> **What the exercise asks**
Omit every picture, then give all the entries again exactly.

> **Records to use**
━━━━━━━━━━

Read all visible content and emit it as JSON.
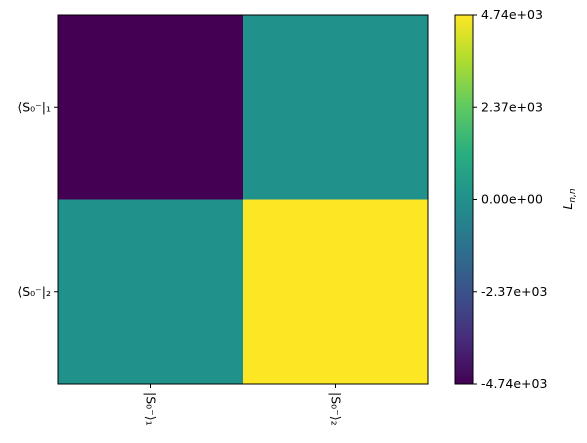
{
  "chart_data": {
    "type": "heatmap",
    "title": "",
    "rows": [
      "⟨S₀⁻|₁",
      "⟨S₀⁻|₂"
    ],
    "cols": [
      "|S₀⁻⟩₁",
      "|S₀⁻⟩₂"
    ],
    "values": [
      [
        -4740,
        0
      ],
      [
        0,
        4740
      ]
    ],
    "colorbar": {
      "label": "L_{n,n}",
      "ticks": [
        4740,
        2370,
        0,
        -2370,
        -4740
      ],
      "tick_labels": [
        "4.74e+03",
        "2.37e+03",
        "0.00e+00",
        "-2.37e+03",
        "-4.74e+03"
      ],
      "range": [
        -4740,
        4740
      ],
      "colormap": "viridis"
    },
    "colors": {
      "low": "#440154",
      "mid": "#21918c",
      "high": "#fde725"
    },
    "grid": false
  }
}
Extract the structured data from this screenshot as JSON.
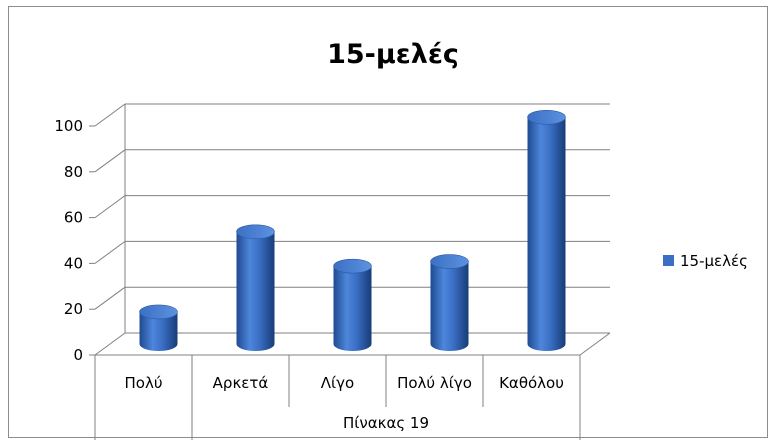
{
  "chart_data": {
    "type": "bar",
    "title": "15-μελές",
    "categories": [
      "Πολύ",
      "Αρκετά",
      "Λίγο",
      "Πολύ λίγο",
      "Καθόλου"
    ],
    "group_label": "Πίνακας 19",
    "series": [
      {
        "name": "15-μελές",
        "values": [
          14,
          49,
          34,
          36,
          99
        ]
      }
    ],
    "ylim": [
      0,
      100
    ],
    "yticks": [
      0,
      20,
      40,
      60,
      80,
      100
    ],
    "grid": true,
    "legend_position": "right",
    "bar_color": "#3a6fc4"
  }
}
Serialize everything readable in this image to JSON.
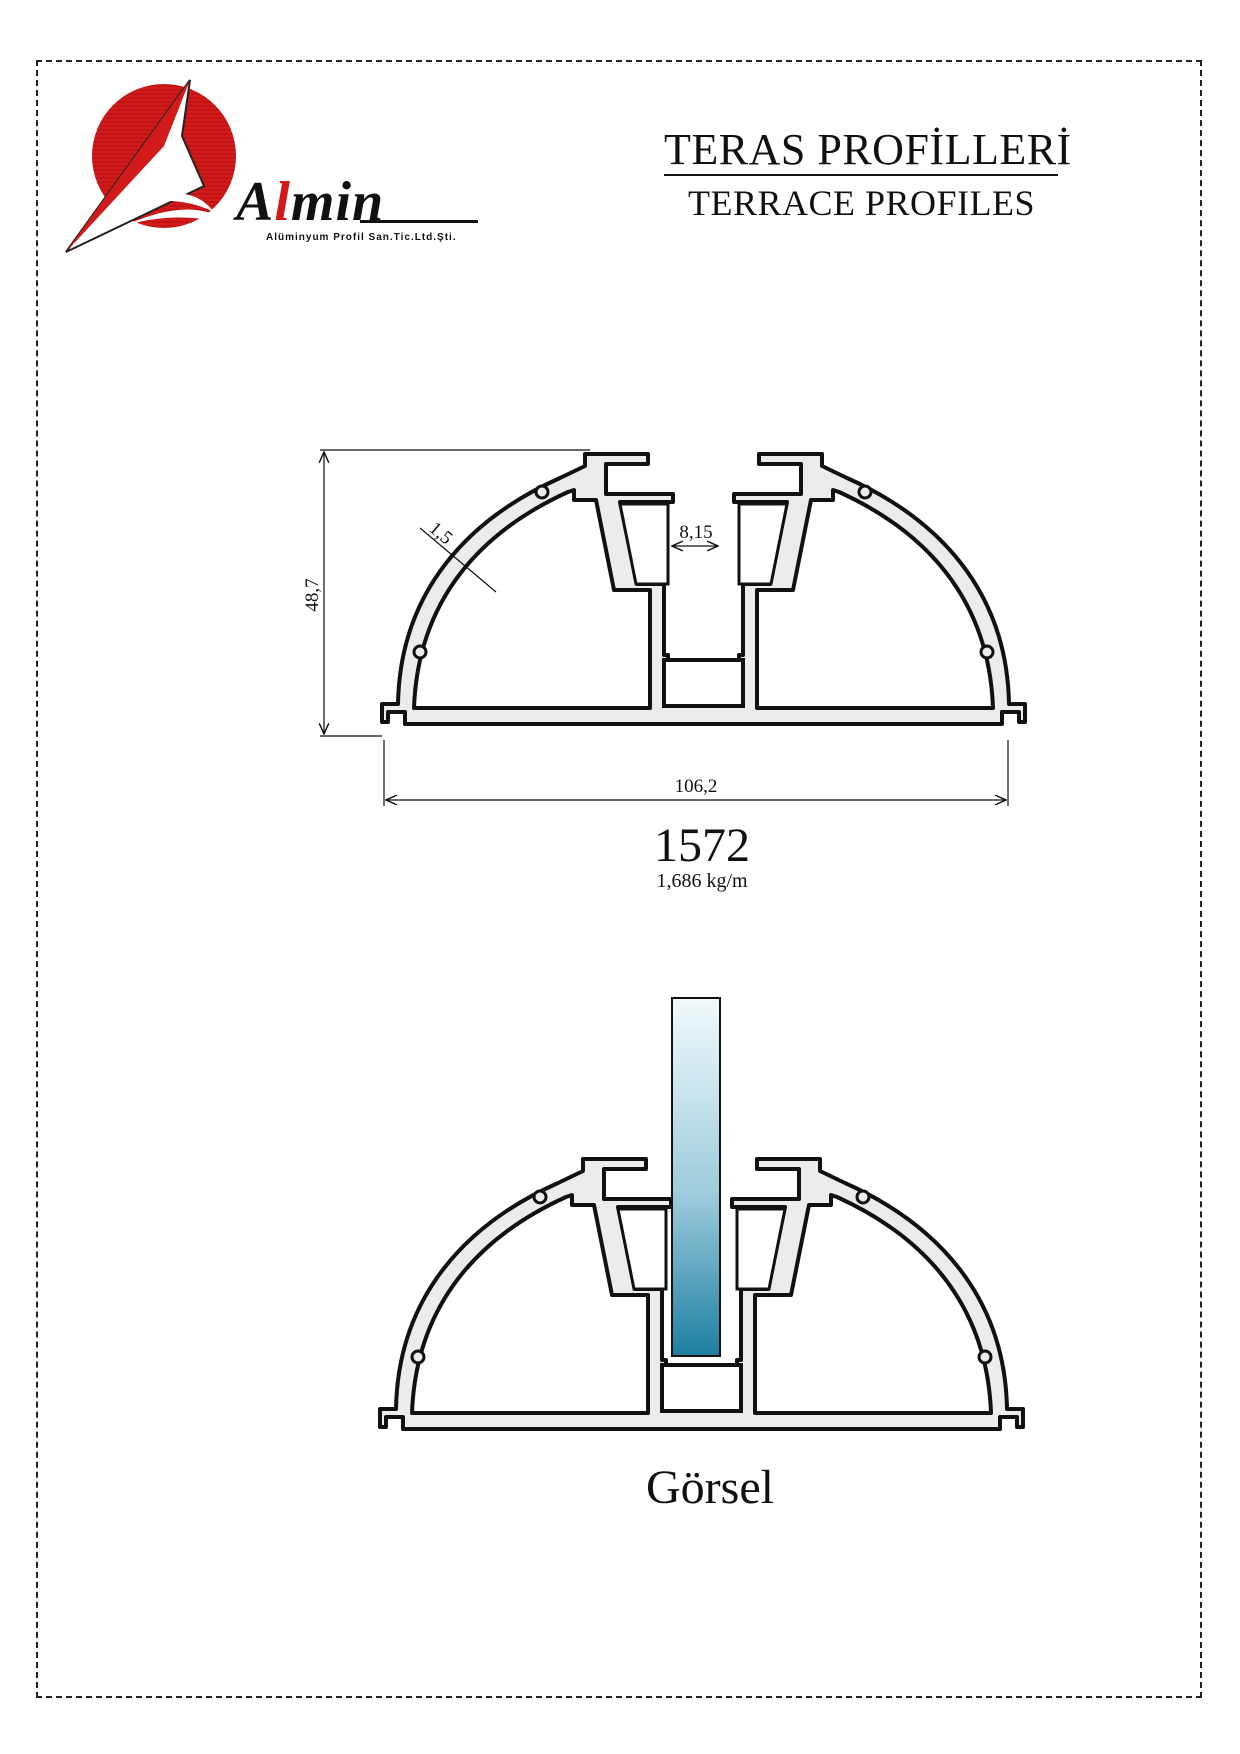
{
  "brand": {
    "name_rest": "min",
    "name_l": "l",
    "name_a": "A",
    "tagline": "Alüminyum Profil San.Tic.Ltd.Şti."
  },
  "header": {
    "title_tr": "TERAS PROFİLLERİ",
    "title_en": "TERRACE PROFILES"
  },
  "dimensions": {
    "height": "48,7",
    "wall": "1,5",
    "gap": "8,15",
    "width": "106,2"
  },
  "profile": {
    "code": "1572",
    "weight": "1,686 kg/m"
  },
  "visual": {
    "label": "Görsel"
  },
  "colors": {
    "logo_red": "#d21a1a",
    "profile_fill": "#ececec",
    "glass_top": "#f2fafc",
    "glass_bottom": "#1d7ea0"
  }
}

━━━━━━━━━━

> **Exercise output**
Read all visible content and emit it as JSON.
{
  "chart_data": {
    "type": "heatmap",
    "title": "",
    "rows": [
      "⟨S₀⁻|₁",
      "⟨S₀⁻|₂"
    ],
    "cols": [
      "|S₀⁻⟩₁",
      "|S₀⁻⟩₂"
    ],
    "values": [
      [
        -4740,
        0
      ],
      [
        0,
        4740
      ]
    ],
    "colorbar": {
      "label": "L_{n,n}",
      "ticks": [
        4740,
        2370,
        0,
        -2370,
        -4740
      ],
      "tick_labels": [
        "4.74e+03",
        "2.37e+03",
        "0.00e+00",
        "-2.37e+03",
        "-4.74e+03"
      ],
      "range": [
        -4740,
        4740
      ],
      "colormap": "viridis"
    },
    "colors": {
      "low": "#440154",
      "mid": "#21918c",
      "high": "#fde725"
    },
    "grid": false
  }
}
Extract the structured data from this screenshot as JSON.
{
  "chart_data": {
    "type": "bar",
    "title": "15-μελές",
    "categories": [
      "Πολύ",
      "Αρκετά",
      "Λίγο",
      "Πολύ λίγο",
      "Καθόλου"
    ],
    "group_label": "Πίνακας 19",
    "series": [
      {
        "name": "15-μελές",
        "values": [
          14,
          49,
          34,
          36,
          99
        ]
      }
    ],
    "ylim": [
      0,
      100
    ],
    "yticks": [
      0,
      20,
      40,
      60,
      80,
      100
    ],
    "grid": true,
    "legend_position": "right",
    "bar_color": "#3a6fc4"
  }
}
Serialize everything readable in this image to JSON.
{
  "brand": {
    "name_rest": "min",
    "name_l": "l",
    "name_a": "A",
    "tagline": "Alüminyum Profil San.Tic.Ltd.Şti."
  },
  "header": {
    "title_tr": "TERAS PROFİLLERİ",
    "title_en": "TERRACE PROFILES"
  },
  "dimensions": {
    "height": "48,7",
    "wall": "1,5",
    "gap": "8,15",
    "width": "106,2"
  },
  "profile": {
    "code": "1572",
    "weight": "1,686 kg/m"
  },
  "visual": {
    "label": "Görsel"
  },
  "colors": {
    "logo_red": "#d21a1a",
    "profile_fill": "#ececec",
    "glass_top": "#f2fafc",
    "glass_bottom": "#1d7ea0"
  }
}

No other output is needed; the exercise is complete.